* Exercise task *
Transcribe the records that follow. Keep every word exactly, and drop the pictures.

───── Extracted material ─────

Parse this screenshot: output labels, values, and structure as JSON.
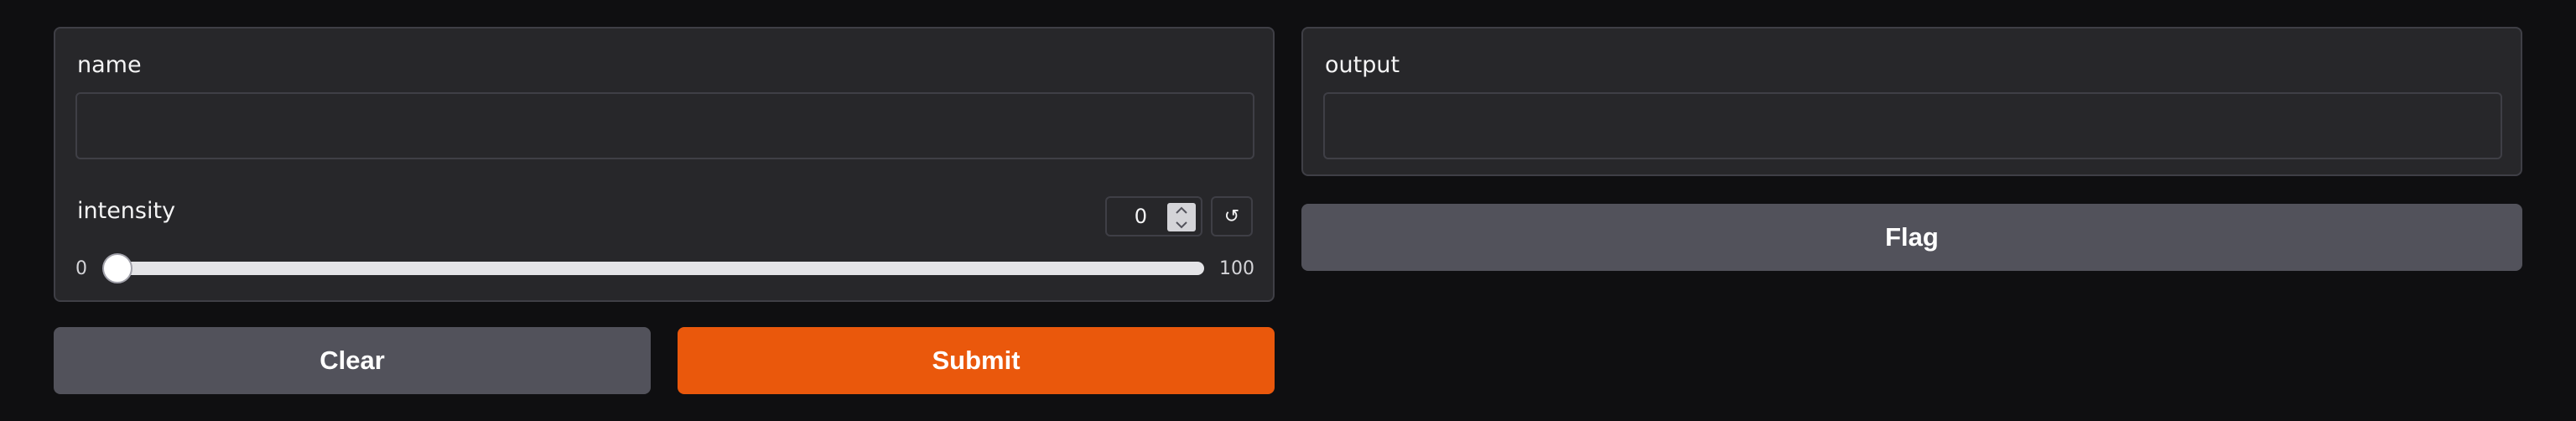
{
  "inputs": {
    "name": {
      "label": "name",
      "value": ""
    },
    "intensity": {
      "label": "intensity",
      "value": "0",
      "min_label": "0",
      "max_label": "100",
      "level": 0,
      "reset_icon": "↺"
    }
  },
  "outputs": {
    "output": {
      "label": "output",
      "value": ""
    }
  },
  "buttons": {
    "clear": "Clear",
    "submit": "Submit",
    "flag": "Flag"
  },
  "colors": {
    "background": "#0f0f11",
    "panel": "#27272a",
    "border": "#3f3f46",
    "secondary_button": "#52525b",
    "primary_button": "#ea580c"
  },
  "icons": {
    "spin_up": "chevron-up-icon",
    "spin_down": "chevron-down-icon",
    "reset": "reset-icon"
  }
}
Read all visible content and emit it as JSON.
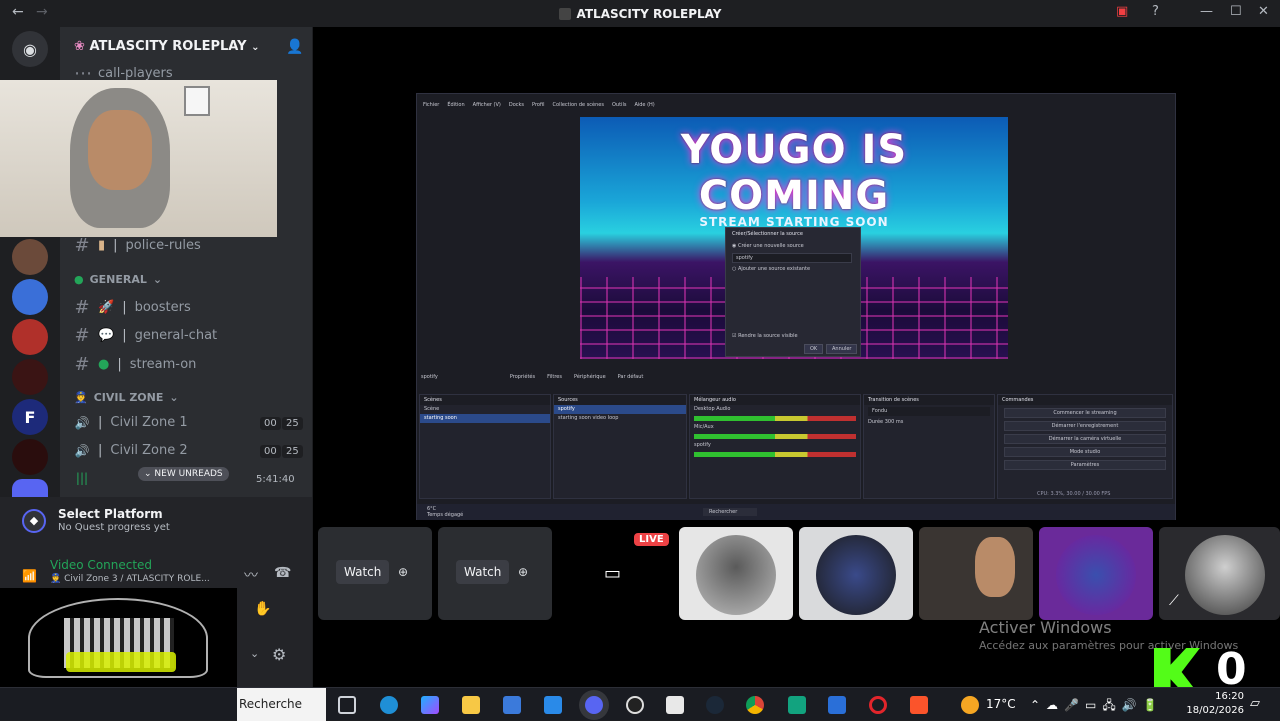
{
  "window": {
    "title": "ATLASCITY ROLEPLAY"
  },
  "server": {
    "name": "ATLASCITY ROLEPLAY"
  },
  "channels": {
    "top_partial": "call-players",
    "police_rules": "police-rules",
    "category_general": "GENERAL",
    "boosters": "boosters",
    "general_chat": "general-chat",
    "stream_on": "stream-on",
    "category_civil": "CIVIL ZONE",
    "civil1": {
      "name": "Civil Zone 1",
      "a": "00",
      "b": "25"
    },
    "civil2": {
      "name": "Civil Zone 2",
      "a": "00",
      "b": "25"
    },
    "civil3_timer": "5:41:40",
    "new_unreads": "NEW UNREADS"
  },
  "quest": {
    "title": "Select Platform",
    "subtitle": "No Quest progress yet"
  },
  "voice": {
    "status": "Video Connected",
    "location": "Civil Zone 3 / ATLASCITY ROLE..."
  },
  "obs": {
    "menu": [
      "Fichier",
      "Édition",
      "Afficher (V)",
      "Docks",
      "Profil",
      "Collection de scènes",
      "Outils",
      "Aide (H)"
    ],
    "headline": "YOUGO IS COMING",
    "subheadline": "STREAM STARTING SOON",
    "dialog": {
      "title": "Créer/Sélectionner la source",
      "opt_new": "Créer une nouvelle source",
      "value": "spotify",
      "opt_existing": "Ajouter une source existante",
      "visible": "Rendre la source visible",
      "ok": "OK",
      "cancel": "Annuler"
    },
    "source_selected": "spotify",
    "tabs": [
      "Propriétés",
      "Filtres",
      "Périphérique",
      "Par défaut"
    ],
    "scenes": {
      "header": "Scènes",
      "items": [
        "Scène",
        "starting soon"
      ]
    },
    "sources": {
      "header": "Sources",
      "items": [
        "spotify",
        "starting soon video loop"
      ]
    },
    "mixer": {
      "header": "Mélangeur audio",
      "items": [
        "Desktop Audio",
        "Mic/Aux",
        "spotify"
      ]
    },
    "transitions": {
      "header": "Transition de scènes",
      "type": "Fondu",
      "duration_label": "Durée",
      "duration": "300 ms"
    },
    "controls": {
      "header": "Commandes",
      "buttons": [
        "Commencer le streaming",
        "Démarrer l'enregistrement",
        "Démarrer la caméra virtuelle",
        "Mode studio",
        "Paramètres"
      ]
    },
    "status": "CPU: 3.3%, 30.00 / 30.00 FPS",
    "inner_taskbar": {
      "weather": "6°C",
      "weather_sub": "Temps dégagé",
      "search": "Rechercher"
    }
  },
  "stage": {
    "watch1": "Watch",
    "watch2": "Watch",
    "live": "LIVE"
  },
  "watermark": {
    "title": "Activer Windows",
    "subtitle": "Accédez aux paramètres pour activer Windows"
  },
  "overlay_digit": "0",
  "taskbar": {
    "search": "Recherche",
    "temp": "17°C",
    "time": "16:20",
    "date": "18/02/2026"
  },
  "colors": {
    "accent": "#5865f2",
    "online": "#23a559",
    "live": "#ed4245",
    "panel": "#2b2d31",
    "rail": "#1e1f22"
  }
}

─────

* Solution to this exercise *
Parse this screenshot: output labels, values, and structure as JSON.
{
  "inputs": {
    "name": {
      "label": "name",
      "value": ""
    },
    "intensity": {
      "label": "intensity",
      "value": "0",
      "min_label": "0",
      "max_label": "100",
      "level": 0,
      "reset_icon": "↺"
    }
  },
  "outputs": {
    "output": {
      "label": "output",
      "value": ""
    }
  },
  "buttons": {
    "clear": "Clear",
    "submit": "Submit",
    "flag": "Flag"
  },
  "colors": {
    "background": "#0f0f11",
    "panel": "#27272a",
    "border": "#3f3f46",
    "secondary_button": "#52525b",
    "primary_button": "#ea580c"
  },
  "icons": {
    "spin_up": "chevron-up-icon",
    "spin_down": "chevron-down-icon",
    "reset": "reset-icon"
  }
}
Read all visible content and emit it as JSON.
{
  "window": {
    "title": "ATLASCITY ROLEPLAY"
  },
  "server": {
    "name": "ATLASCITY ROLEPLAY"
  },
  "channels": {
    "top_partial": "call-players",
    "police_rules": "police-rules",
    "category_general": "GENERAL",
    "boosters": "boosters",
    "general_chat": "general-chat",
    "stream_on": "stream-on",
    "category_civil": "CIVIL ZONE",
    "civil1": {
      "name": "Civil Zone 1",
      "a": "00",
      "b": "25"
    },
    "civil2": {
      "name": "Civil Zone 2",
      "a": "00",
      "b": "25"
    },
    "civil3_timer": "5:41:40",
    "new_unreads": "NEW UNREADS"
  },
  "quest": {
    "title": "Select Platform",
    "subtitle": "No Quest progress yet"
  },
  "voice": {
    "status": "Video Connected",
    "location": "Civil Zone 3 / ATLASCITY ROLE..."
  },
  "obs": {
    "menu": [
      "Fichier",
      "Édition",
      "Afficher (V)",
      "Docks",
      "Profil",
      "Collection de scènes",
      "Outils",
      "Aide (H)"
    ],
    "headline": "YOUGO IS COMING",
    "subheadline": "STREAM STARTING SOON",
    "dialog": {
      "title": "Créer/Sélectionner la source",
      "opt_new": "Créer une nouvelle source",
      "value": "spotify",
      "opt_existing": "Ajouter une source existante",
      "visible": "Rendre la source visible",
      "ok": "OK",
      "cancel": "Annuler"
    },
    "source_selected": "spotify",
    "tabs": [
      "Propriétés",
      "Filtres",
      "Périphérique",
      "Par défaut"
    ],
    "scenes": {
      "header": "Scènes",
      "items": [
        "Scène",
        "starting soon"
      ]
    },
    "sources": {
      "header": "Sources",
      "items": [
        "spotify",
        "starting soon video loop"
      ]
    },
    "mixer": {
      "header": "Mélangeur audio",
      "items": [
        "Desktop Audio",
        "Mic/Aux",
        "spotify"
      ]
    },
    "transitions": {
      "header": "Transition de scènes",
      "type": "Fondu",
      "duration_label": "Durée",
      "duration": "300 ms"
    },
    "controls": {
      "header": "Commandes",
      "buttons": [
        "Commencer le streaming",
        "Démarrer l'enregistrement",
        "Démarrer la caméra virtuelle",
        "Mode studio",
        "Paramètres"
      ]
    },
    "status": "CPU: 3.3%, 30.00 / 30.00 FPS",
    "inner_taskbar": {
      "weather": "6°C",
      "weather_sub": "Temps dégagé",
      "search": "Rechercher"
    }
  },
  "stage": {
    "watch1": "Watch",
    "watch2": "Watch",
    "live": "LIVE"
  },
  "watermark": {
    "title": "Activer Windows",
    "subtitle": "Accédez aux paramètres pour activer Windows"
  },
  "overlay_digit": "0",
  "taskbar": {
    "search": "Recherche",
    "temp": "17°C",
    "time": "16:20",
    "date": "18/02/2026"
  },
  "colors": {
    "accent": "#5865f2",
    "online": "#23a559",
    "live": "#ed4245",
    "panel": "#2b2d31",
    "rail": "#1e1f22"
  }
}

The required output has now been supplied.